_The request_. Copy each line below in which the word "оказана" occurs.

BEGIN Input rows

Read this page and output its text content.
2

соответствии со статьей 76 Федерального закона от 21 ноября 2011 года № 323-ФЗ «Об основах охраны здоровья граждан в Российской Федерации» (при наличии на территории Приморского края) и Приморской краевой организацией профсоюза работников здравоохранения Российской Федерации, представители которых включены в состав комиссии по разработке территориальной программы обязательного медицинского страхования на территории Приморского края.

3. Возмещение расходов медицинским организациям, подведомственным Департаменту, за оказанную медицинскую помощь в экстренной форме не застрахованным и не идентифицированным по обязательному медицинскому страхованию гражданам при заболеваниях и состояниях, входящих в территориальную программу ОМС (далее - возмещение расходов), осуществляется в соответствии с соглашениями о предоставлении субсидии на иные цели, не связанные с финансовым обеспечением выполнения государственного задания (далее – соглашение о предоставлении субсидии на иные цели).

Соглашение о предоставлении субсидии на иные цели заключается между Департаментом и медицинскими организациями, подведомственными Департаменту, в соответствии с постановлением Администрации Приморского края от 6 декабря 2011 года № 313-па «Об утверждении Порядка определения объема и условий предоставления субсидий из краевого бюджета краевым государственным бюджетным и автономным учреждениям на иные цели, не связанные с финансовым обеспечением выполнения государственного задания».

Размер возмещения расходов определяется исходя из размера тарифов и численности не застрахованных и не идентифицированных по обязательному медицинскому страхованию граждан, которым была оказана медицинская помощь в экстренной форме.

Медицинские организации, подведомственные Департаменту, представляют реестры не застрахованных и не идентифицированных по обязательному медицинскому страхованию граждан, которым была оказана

END Input rows
BEGIN Input rows

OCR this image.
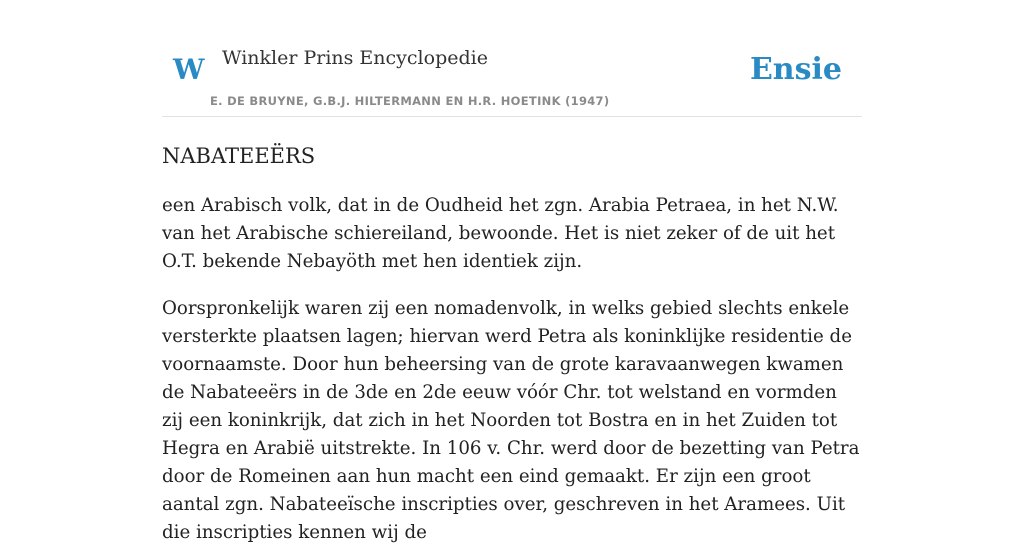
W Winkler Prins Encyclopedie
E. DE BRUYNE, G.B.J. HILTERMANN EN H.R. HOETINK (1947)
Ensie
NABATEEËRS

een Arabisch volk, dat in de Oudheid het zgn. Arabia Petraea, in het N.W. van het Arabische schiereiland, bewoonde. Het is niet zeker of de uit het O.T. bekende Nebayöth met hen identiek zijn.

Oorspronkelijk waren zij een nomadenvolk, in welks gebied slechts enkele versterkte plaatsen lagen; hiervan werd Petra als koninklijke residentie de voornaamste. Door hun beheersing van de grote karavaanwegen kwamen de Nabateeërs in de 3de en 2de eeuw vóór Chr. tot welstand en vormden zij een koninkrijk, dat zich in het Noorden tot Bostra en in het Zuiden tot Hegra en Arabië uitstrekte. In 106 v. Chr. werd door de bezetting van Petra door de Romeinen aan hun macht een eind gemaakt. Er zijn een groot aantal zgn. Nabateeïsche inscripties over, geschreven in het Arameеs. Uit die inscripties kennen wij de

END Input rows
BEGIN Input rows

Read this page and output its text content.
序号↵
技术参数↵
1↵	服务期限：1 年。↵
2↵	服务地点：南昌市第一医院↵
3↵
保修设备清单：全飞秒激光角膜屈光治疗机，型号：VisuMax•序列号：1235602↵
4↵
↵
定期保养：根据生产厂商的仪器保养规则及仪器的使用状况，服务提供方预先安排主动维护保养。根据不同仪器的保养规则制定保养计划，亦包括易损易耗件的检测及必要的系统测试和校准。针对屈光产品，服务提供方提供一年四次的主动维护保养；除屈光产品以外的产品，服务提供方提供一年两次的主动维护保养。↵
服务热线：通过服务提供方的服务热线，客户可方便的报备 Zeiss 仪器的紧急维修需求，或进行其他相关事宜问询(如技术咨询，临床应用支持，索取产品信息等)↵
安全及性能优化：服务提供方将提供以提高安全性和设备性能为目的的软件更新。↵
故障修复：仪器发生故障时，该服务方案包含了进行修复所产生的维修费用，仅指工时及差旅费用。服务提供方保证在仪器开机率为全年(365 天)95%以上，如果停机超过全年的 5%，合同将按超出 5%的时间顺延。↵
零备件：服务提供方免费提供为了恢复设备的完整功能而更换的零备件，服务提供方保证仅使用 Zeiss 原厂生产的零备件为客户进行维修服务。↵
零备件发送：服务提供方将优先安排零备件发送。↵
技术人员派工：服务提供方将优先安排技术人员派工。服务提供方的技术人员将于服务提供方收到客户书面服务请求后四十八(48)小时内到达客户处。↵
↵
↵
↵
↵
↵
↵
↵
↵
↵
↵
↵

END Input rows

_Task output_.
Размер возмещения расходов определяется исходя из размера тарифов и численности не застрахованных и не идентифицированных по обязательному медицинскому страхованию граждан, которым была оказана медицинская помощь в экстренной форме.
Медицинские организации, подведомственные Департаменту, представляют реестры не застрахованных и не идентифицированных по обязательному медицинскому страхованию граждан, которым была оказана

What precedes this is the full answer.